→ Lista de tarefas:
(1) Repita do trecho tudo o que vai desde "Alberto Gonzalez, que" até, mais abaixo, "cargos da Administração.".
(2) No trecho, que cargo tem John Bolton?
(3) Enumere todas as pessoas que o trecho menciona pelo nome.

──────── Trecho do texto ────────

O subsecretário de Estado para os Assuntos da América Latina continua a ser Marc Grossman, um anti-chavista fanático que concebeu e dinamizou campanhas contra a Venezuela Bolivariana.

Alberto Gonzalez, que fez a defesa da tortura no Iraque em nome da "razão de Estado", foi promovido a Procurador Geral da União, um dos mais altos cargos da Administração.

John Bolton, outro criminoso, falcão assumido, é o novo embaixador de Washington na ONU.

O actual director da CIA, Porter Goss, recentemente nomeado, foi em Miami o promotor de operações clandestinas terroristas da máfia cubana contra a Cuba revolucionária.

Petras não exagera ao afirmar que "a ofensiva do encanto" de Bush é «uma fachada provocadora e deliberada para dividir e conquistar os líderes europeus a fim de que apoiem antigas e novas guerras".

Alegam os epígonos de serviço que Bush & Condy, em súbita reviravolta, não falam já em iniciar uma guerra contra o Irão. Agora agitam o espantalho dos incentivos a Teerão e dizem confiar nos aliados europeus, como mediadores, para que o governo iraniano renuncie ao seu programa nuclear.

──────── Listagem ────────

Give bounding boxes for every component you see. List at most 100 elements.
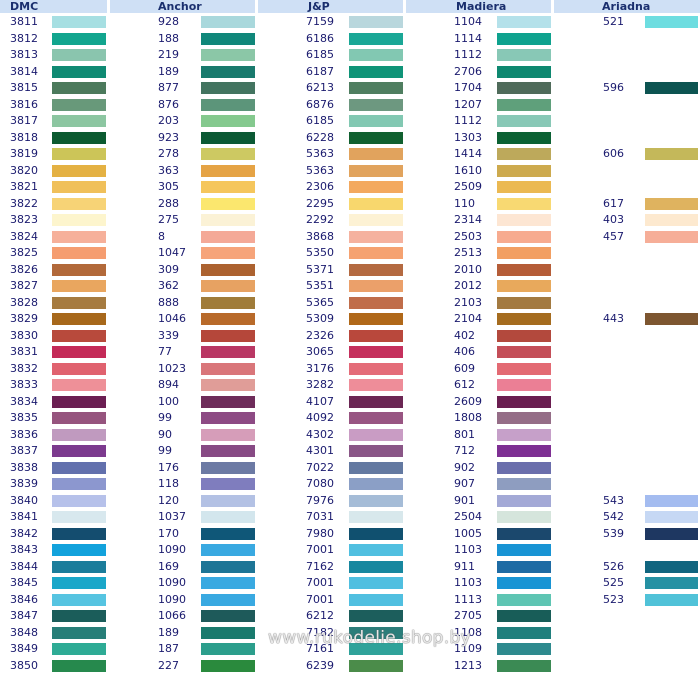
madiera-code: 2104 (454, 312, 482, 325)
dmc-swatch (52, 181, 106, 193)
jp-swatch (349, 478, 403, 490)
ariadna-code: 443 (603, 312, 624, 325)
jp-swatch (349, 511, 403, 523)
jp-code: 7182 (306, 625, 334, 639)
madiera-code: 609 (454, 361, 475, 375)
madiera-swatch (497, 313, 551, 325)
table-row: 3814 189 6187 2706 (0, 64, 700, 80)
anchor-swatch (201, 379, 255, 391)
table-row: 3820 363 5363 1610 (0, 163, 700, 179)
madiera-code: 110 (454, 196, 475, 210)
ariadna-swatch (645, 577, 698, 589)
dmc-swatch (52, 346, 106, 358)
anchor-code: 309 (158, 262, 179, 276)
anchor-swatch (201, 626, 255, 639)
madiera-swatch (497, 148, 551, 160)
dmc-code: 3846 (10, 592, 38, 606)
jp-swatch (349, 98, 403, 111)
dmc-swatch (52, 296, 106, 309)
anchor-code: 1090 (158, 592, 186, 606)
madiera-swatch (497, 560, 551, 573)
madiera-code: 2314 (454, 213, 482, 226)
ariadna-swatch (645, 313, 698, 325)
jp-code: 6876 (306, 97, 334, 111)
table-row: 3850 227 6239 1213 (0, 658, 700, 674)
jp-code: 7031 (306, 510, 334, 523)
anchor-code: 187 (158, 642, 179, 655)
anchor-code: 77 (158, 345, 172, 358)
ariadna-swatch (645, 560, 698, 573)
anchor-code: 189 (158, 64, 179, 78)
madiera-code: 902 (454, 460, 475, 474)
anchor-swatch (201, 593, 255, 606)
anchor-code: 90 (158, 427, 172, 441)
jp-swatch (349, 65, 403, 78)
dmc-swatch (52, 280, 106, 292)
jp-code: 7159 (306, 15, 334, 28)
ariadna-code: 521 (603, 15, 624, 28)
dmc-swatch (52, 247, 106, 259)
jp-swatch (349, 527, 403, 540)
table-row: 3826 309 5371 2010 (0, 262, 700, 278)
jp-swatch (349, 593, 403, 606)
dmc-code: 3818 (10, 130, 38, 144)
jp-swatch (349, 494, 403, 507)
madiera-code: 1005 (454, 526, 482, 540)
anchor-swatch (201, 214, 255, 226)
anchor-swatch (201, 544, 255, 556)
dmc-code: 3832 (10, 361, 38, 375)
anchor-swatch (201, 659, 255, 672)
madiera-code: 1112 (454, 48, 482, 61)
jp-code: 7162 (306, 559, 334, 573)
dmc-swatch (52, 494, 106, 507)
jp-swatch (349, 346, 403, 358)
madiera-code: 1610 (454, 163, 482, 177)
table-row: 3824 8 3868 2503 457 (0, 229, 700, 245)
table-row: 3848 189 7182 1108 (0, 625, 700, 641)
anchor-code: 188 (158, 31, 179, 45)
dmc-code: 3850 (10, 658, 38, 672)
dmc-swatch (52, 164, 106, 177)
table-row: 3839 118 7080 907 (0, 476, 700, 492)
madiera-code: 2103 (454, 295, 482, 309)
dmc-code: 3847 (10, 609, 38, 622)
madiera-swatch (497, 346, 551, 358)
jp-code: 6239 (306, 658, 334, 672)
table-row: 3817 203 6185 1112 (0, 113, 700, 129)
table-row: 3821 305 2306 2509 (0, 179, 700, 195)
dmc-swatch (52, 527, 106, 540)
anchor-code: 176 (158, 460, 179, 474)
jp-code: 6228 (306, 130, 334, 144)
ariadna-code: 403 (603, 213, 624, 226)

────────

→ Respostas por tarefa:
(1)
Alberto Gonzalez, que fez a defesa da tortura no Iraque em nome da "razão de Estado", foi promovido a Procurador Geral da União, um dos mais altos cargos da Administração.

(2) É o novo embaixador de Washington na ONU.

(3) Marc Grossman, Alberto Gonzalez, John Bolton, Porter Goss, Petras, Bush, Condy